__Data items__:
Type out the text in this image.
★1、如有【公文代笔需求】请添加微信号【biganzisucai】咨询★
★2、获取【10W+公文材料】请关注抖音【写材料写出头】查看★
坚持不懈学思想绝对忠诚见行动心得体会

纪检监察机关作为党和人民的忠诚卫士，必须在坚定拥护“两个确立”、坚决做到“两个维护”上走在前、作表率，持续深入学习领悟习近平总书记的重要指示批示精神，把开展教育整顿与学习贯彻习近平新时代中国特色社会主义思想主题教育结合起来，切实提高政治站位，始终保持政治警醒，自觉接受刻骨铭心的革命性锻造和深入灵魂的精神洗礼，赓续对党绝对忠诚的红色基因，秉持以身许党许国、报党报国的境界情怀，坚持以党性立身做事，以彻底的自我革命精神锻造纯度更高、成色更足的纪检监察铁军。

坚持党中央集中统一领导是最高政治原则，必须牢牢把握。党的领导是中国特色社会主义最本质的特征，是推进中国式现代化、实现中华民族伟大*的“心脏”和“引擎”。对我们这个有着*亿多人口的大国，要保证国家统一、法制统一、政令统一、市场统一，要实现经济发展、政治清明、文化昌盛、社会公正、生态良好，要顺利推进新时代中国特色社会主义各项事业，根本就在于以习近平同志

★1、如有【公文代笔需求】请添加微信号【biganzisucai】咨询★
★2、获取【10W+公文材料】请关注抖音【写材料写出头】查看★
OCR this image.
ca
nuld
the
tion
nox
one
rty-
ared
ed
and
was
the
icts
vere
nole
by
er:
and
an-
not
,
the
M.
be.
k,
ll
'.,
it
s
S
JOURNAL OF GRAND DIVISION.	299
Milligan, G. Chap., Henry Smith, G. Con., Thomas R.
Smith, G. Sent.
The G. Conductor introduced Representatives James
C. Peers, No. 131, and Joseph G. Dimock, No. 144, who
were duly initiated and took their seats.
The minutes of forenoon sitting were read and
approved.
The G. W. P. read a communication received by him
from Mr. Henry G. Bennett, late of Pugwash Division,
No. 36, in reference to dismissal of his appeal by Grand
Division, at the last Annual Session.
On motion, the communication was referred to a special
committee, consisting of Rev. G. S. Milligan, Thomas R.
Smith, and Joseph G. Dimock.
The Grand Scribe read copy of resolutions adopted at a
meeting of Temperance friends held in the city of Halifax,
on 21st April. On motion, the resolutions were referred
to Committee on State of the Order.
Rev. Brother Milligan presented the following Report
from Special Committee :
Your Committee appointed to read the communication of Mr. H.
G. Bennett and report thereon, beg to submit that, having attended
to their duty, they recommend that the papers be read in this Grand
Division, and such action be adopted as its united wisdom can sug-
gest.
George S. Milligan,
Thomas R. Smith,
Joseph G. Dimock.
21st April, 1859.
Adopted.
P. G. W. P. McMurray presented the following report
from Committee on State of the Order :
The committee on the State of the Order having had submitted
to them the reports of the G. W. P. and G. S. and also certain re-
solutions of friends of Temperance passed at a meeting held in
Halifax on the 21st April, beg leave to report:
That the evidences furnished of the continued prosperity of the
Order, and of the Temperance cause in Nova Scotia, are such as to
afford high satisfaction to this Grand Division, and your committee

__Stated exercise__:
For this exercise, gather every line of the data that contains the word "Smith".

__Response to the task__:
Milligan, G. Chap., Henry Smith, G. Con., Thomas R.
Smith, G. Sent.
Smith, and Joseph G. Dimock.
Thomas R. Smith,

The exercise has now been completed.